[Dataset entries on figures]

■ ■ ■ ■ ■ ■ ■

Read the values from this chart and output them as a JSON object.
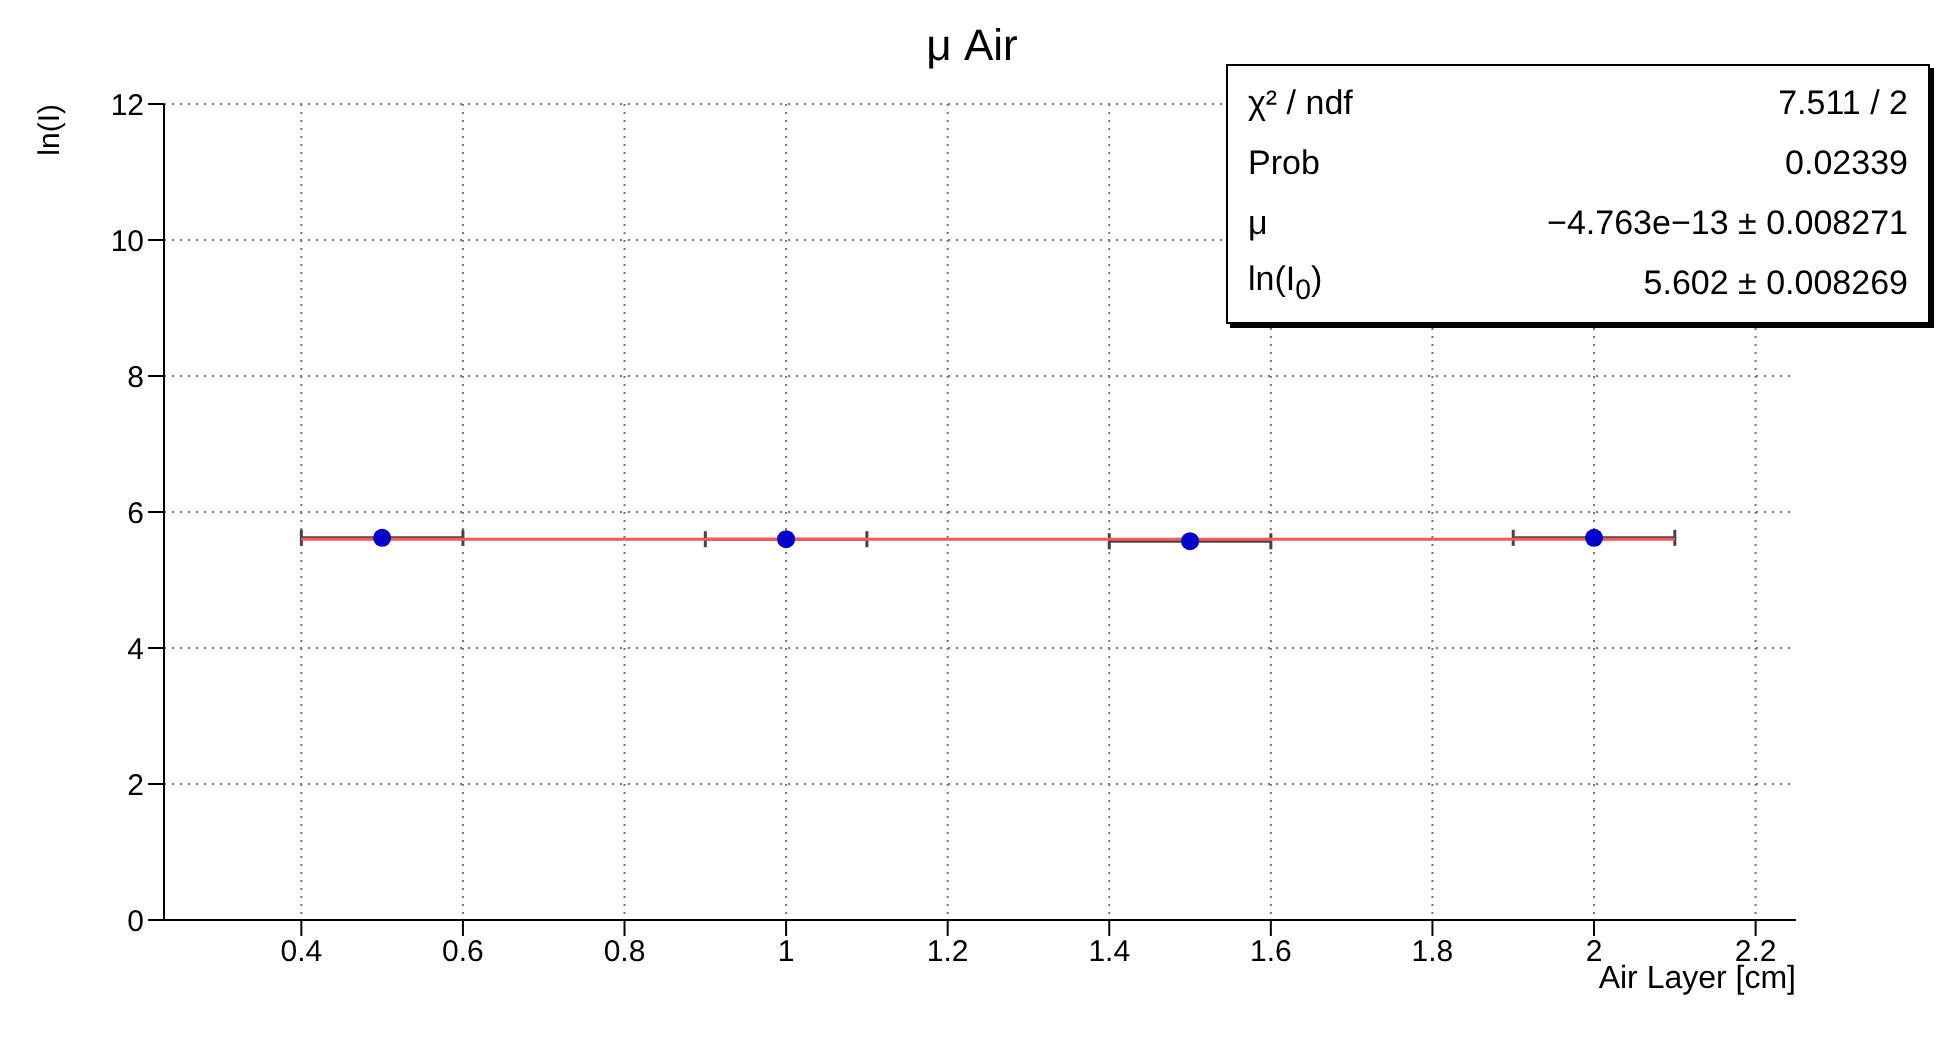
{
  "chart_data": {
    "type": "scatter",
    "title": "μ Air",
    "xlabel": "Air Layer [cm]",
    "ylabel": "ln(I)",
    "xlim": [
      0.23,
      2.25
    ],
    "xticks": [
      0.4,
      0.6,
      0.8,
      1,
      1.2,
      1.4,
      1.6,
      1.8,
      2,
      2.2
    ],
    "ylim": [
      0,
      12
    ],
    "yticks": [
      0,
      2,
      4,
      6,
      8,
      10,
      12
    ],
    "grid": true,
    "marker": "circle",
    "series": [
      {
        "color": "#0000cc",
        "x": [
          0.5,
          1,
          1.5,
          2
        ],
        "values": [
          5.62,
          5.6,
          5.57,
          5.62
        ],
        "xerrors": [
          0.1,
          0.1,
          0.1,
          0.1
        ]
      },
      {
        "type": "line",
        "color": "#ff5555",
        "x": [
          0.4,
          2.1
        ],
        "values": [
          5.6,
          5.6
        ],
        "marker": "none"
      }
    ],
    "annotations": [
      "χ² / ndf",
      "7.511 / 2",
      "Prob",
      "0.02339",
      "μ",
      "−4.763e−13 ± 0.008271",
      "ln(I$_{0}$)",
      "5.602 ± 0.008269"
    ]
  }
}
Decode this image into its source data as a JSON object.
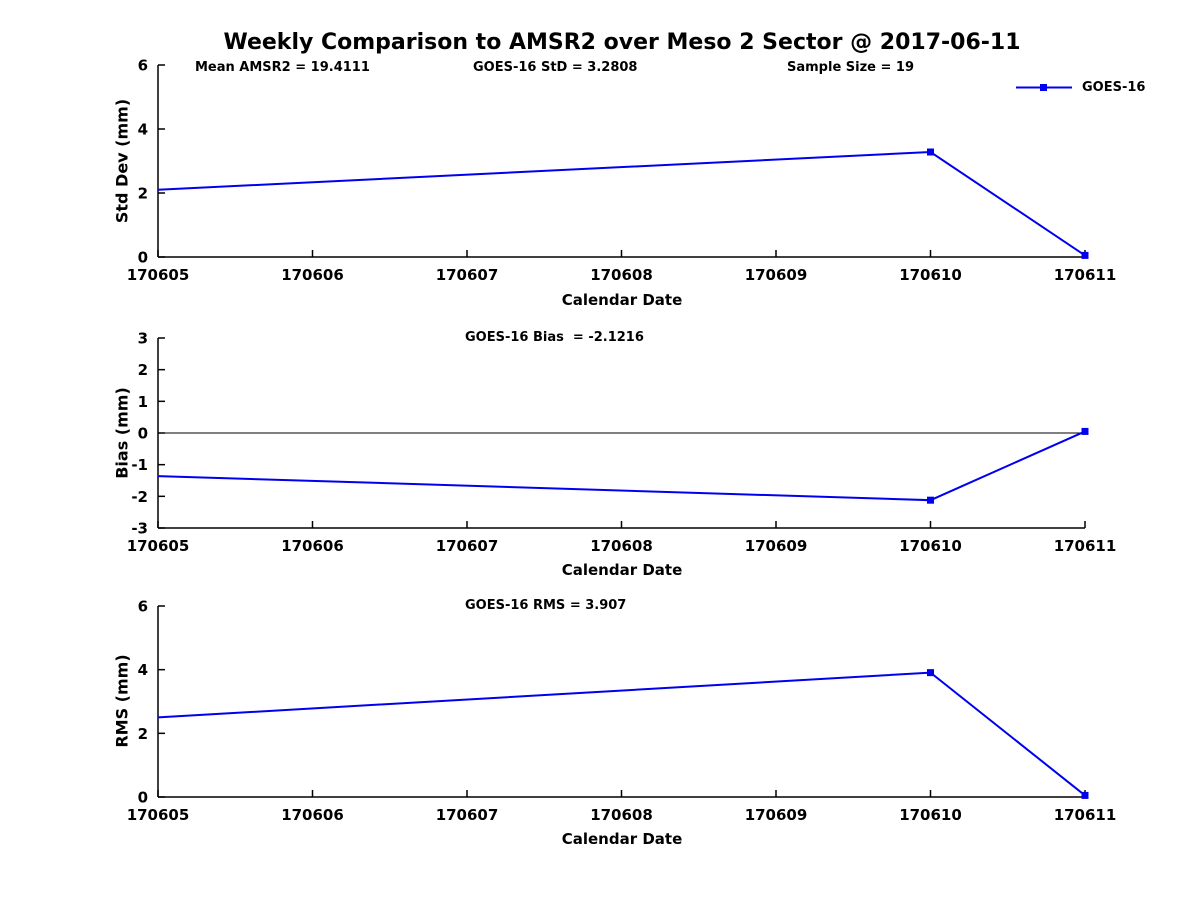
{
  "title": "Weekly Comparison to AMSR2 over Meso 2 Sector @ 2017-06-11",
  "annotations": {
    "mean_amsr2": "Mean AMSR2 = 19.4111",
    "goes16_std": "GOES-16 StD = 3.2808",
    "sample_size": "Sample Size = 19",
    "goes16_bias": "GOES-16 Bias  = -2.1216",
    "goes16_rms": "GOES-16 RMS = 3.907"
  },
  "legend": {
    "label": "GOES-16",
    "color": "#0000EE",
    "marker": "filled-square"
  },
  "stats": {
    "mean_amsr2": 19.4111,
    "goes16_std": 3.2808,
    "sample_size": 19,
    "goes16_bias": -2.1216,
    "goes16_rms": 3.907
  },
  "chart_data": [
    {
      "type": "line",
      "name": "std-dev",
      "xlabel": "Calendar Date",
      "ylabel": "Std Dev (mm)",
      "x": [
        170605,
        170610,
        170611
      ],
      "series": [
        {
          "name": "GOES-16",
          "values": [
            2.1,
            3.2808,
            0.05
          ]
        }
      ],
      "xlim": [
        170605,
        170611
      ],
      "ylim": [
        0,
        6
      ],
      "xticks": [
        "170605",
        "170606",
        "170607",
        "170608",
        "170609",
        "170610",
        "170611"
      ],
      "yticks": [
        0,
        2,
        4,
        6
      ],
      "markers_visible_at": [
        170610,
        170611
      ],
      "line_color": "#0000EE",
      "grid": false,
      "zero_line": false,
      "legend_position": "top-right-outside"
    },
    {
      "type": "line",
      "name": "bias",
      "xlabel": "Calendar Date",
      "ylabel": "Bias (mm)",
      "x": [
        170605,
        170610,
        170611
      ],
      "series": [
        {
          "name": "GOES-16",
          "values": [
            -1.36,
            -2.1216,
            0.05
          ]
        }
      ],
      "xlim": [
        170605,
        170611
      ],
      "ylim": [
        -3,
        3
      ],
      "xticks": [
        "170605",
        "170606",
        "170607",
        "170608",
        "170609",
        "170610",
        "170611"
      ],
      "yticks": [
        -3,
        -2,
        -1,
        0,
        1,
        2,
        3
      ],
      "markers_visible_at": [
        170610,
        170611
      ],
      "line_color": "#0000EE",
      "grid": false,
      "zero_line": true,
      "legend_position": "none"
    },
    {
      "type": "line",
      "name": "rms",
      "xlabel": "Calendar Date",
      "ylabel": "RMS (mm)",
      "x": [
        170605,
        170610,
        170611
      ],
      "series": [
        {
          "name": "GOES-16",
          "values": [
            2.5,
            3.907,
            0.05
          ]
        }
      ],
      "xlim": [
        170605,
        170611
      ],
      "ylim": [
        0,
        6
      ],
      "xticks": [
        "170605",
        "170606",
        "170607",
        "170608",
        "170609",
        "170610",
        "170611"
      ],
      "yticks": [
        0,
        2,
        4,
        6
      ],
      "markers_visible_at": [
        170610,
        170611
      ],
      "line_color": "#0000EE",
      "grid": false,
      "zero_line": false,
      "legend_position": "none"
    }
  ]
}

■ ■ ■ ■ ■ ■ ■

Every line containing the string "ylabel" must be listed.

    "ylabel": "ln(I)",
      "ylabel": "Std Dev (mm)",
      "ylabel": "Bias (mm)",
      "ylabel": "RMS (mm)",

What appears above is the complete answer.